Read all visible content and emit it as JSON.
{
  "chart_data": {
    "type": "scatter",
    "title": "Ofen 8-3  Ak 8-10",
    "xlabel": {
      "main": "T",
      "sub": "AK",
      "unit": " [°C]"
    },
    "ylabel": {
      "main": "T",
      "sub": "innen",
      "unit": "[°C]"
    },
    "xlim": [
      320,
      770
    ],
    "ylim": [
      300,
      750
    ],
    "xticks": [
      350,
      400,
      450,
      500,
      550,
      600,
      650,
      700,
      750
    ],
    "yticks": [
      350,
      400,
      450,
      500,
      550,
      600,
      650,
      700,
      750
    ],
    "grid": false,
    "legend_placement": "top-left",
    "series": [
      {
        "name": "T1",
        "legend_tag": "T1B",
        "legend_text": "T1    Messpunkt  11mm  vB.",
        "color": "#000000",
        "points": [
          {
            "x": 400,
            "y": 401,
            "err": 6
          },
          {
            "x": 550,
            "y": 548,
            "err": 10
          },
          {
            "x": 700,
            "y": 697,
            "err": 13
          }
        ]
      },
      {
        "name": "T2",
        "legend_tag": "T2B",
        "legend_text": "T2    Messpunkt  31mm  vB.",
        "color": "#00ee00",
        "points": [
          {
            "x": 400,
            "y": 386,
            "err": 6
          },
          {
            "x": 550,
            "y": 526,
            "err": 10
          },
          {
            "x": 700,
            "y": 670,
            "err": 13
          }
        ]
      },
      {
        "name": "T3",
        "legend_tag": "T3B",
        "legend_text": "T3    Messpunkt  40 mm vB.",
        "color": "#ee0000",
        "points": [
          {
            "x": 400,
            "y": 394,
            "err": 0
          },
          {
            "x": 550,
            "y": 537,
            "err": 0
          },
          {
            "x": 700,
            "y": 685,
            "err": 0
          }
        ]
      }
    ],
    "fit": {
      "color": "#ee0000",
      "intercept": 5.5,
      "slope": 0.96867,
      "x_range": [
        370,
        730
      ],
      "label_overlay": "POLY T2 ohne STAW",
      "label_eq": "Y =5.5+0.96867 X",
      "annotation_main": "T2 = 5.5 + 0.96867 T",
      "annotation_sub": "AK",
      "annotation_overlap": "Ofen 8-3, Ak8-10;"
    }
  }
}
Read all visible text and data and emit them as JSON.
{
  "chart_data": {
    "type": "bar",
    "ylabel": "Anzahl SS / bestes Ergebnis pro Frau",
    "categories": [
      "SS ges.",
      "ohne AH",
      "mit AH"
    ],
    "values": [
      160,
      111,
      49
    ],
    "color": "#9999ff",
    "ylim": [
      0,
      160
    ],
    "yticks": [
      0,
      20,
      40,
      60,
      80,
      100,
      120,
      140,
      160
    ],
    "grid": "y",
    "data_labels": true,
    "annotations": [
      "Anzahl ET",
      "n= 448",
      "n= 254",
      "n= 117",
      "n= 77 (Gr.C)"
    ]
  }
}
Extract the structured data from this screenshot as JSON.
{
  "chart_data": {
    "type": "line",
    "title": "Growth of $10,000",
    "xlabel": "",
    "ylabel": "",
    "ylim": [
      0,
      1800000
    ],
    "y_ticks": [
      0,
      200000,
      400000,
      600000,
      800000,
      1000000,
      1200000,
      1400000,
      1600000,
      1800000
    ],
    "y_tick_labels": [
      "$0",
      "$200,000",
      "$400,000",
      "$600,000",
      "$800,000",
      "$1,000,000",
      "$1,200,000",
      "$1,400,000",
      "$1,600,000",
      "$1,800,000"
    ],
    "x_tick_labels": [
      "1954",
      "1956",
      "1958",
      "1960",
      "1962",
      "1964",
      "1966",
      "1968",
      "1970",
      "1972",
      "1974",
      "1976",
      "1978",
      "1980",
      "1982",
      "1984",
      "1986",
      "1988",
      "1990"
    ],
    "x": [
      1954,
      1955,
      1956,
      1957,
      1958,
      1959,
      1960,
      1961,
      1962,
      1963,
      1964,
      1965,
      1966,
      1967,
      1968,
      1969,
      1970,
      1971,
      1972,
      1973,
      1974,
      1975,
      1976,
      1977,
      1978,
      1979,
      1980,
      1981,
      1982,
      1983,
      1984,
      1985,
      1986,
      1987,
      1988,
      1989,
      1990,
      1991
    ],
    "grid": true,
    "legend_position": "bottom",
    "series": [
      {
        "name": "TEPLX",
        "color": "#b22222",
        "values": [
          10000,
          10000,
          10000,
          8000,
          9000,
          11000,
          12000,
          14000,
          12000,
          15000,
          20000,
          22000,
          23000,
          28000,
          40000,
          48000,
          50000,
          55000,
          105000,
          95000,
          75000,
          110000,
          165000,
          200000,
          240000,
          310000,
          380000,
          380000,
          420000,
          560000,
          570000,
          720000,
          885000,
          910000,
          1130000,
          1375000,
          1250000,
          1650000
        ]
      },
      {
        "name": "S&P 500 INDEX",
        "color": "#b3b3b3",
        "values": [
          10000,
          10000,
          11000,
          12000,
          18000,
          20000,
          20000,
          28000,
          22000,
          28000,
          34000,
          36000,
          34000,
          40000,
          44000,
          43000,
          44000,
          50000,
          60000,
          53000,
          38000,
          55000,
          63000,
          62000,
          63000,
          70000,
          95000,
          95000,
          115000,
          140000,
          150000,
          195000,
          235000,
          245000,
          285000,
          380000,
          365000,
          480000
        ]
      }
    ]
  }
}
##########
= EXERCISE TASK =
Only lines with the word "ohne" are wanted, so copy each one from the records.

= REPLY =
      "label_overlay": "POLY T2 ohne STAW",
      "ohne AH",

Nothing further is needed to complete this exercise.